### Figure collection entries:

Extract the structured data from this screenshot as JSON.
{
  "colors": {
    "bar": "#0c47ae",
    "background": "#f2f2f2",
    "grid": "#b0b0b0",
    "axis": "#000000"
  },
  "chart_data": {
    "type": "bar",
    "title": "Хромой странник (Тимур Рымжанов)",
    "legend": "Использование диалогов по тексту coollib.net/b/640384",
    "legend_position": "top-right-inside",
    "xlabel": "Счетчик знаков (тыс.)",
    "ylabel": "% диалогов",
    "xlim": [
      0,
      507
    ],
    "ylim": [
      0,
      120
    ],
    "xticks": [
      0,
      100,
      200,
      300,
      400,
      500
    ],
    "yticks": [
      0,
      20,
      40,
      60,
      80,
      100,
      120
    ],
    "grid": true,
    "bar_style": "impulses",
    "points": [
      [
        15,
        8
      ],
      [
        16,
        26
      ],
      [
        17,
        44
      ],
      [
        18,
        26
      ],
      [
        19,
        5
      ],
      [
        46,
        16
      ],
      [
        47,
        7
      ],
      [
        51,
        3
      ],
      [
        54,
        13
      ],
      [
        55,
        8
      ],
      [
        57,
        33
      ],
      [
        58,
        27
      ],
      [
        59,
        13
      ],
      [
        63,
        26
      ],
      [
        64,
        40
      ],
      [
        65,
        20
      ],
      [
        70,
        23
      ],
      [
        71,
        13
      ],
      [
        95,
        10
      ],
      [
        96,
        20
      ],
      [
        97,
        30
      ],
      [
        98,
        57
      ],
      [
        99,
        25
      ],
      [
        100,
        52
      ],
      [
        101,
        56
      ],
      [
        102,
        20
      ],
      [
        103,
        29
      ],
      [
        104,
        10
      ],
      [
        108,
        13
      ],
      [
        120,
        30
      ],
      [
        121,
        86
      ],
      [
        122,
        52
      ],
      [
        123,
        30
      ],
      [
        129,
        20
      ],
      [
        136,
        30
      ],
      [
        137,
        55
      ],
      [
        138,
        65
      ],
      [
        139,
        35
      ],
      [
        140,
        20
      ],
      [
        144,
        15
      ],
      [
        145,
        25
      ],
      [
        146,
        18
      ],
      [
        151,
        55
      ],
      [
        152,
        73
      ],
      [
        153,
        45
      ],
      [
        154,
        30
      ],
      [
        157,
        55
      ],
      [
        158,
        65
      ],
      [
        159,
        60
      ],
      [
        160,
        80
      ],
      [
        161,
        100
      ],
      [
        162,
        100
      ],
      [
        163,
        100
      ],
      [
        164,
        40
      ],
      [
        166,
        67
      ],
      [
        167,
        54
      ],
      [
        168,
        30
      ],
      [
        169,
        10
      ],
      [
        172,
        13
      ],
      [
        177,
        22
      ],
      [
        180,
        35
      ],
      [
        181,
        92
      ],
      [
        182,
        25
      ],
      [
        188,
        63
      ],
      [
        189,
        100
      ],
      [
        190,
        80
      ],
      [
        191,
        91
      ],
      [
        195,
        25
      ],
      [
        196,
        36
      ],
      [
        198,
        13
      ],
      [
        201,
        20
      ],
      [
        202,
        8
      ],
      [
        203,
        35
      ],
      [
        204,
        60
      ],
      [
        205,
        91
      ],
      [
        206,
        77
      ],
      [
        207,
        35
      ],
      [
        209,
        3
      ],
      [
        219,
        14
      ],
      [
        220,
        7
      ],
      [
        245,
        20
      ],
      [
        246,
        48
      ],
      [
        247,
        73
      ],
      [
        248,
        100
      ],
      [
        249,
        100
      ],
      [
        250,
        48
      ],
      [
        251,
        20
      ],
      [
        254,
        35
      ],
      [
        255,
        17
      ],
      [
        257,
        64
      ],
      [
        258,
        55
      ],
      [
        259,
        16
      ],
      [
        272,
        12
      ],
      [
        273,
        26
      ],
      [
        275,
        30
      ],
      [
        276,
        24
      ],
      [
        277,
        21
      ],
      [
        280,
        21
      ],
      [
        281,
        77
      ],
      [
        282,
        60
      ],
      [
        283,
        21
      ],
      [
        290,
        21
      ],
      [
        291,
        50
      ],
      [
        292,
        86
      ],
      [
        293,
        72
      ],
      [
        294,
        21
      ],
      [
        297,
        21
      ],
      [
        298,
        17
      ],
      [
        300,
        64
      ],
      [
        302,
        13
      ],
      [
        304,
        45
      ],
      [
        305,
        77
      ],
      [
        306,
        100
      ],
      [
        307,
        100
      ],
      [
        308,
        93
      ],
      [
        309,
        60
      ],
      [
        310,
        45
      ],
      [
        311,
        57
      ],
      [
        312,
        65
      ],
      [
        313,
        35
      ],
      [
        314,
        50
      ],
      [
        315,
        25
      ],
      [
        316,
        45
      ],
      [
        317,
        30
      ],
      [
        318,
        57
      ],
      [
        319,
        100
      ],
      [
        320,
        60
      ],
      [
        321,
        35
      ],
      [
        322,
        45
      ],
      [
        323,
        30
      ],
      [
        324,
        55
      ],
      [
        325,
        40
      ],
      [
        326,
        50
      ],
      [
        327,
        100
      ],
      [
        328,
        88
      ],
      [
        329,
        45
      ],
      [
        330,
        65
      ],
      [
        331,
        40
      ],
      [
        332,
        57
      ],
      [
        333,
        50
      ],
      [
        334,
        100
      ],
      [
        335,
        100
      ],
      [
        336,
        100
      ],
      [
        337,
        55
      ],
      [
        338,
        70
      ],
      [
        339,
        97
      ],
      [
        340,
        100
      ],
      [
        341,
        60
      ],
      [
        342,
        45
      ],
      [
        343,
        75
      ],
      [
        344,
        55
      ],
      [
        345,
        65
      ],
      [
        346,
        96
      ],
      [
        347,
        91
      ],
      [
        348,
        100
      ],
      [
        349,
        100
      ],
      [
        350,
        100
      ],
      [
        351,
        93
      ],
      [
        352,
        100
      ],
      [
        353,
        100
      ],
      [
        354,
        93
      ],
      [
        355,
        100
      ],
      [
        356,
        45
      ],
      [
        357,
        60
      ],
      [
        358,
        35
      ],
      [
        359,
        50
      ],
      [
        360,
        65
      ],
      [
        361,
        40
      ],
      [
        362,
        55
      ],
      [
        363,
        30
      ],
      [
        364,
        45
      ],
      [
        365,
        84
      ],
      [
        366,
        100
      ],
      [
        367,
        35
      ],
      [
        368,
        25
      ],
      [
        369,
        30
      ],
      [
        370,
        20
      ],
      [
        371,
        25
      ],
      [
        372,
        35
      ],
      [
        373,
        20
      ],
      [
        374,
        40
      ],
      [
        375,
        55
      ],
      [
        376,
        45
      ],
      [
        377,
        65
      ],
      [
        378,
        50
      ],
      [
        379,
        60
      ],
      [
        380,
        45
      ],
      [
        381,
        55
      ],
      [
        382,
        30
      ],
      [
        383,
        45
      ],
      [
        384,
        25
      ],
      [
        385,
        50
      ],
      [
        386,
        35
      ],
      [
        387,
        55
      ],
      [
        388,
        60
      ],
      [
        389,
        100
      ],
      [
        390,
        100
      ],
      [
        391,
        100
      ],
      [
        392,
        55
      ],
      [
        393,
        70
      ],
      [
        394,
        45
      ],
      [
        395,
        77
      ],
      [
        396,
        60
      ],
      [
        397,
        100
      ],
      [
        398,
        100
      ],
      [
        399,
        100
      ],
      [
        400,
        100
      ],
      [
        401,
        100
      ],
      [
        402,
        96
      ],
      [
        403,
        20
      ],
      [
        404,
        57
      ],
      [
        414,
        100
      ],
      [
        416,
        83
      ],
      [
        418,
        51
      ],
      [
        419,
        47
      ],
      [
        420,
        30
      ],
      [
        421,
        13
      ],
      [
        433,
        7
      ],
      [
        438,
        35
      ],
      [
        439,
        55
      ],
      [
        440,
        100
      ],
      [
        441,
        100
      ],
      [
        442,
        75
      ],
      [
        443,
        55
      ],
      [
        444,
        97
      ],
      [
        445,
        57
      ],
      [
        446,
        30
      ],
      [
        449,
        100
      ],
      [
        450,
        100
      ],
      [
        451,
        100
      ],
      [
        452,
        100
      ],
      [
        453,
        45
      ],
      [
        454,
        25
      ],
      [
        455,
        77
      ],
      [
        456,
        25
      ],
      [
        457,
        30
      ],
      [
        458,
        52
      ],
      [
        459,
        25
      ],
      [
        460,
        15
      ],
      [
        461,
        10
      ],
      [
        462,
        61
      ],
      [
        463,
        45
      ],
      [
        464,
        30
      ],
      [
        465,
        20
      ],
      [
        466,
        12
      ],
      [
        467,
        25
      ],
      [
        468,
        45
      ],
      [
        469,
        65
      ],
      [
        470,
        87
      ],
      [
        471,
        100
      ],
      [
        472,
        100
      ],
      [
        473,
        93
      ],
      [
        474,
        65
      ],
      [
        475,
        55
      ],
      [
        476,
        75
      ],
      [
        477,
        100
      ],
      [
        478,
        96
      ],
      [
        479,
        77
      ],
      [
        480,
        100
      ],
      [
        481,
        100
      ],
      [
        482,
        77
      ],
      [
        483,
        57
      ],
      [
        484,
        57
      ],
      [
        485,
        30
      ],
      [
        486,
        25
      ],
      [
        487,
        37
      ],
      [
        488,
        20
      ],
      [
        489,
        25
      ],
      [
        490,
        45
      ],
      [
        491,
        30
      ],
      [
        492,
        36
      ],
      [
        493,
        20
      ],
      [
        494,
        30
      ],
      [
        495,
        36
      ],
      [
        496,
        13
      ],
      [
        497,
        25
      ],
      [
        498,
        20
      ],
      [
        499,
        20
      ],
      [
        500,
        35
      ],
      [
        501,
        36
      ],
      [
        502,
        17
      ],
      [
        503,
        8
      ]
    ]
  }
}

### Stated goal:
Using the listing above, pick out each line that contains the word "диалогов", then copy it.

### Task solution:
    "legend": "Использование диалогов по тексту coollib.net/b/640384",
    "ylabel": "% диалогов",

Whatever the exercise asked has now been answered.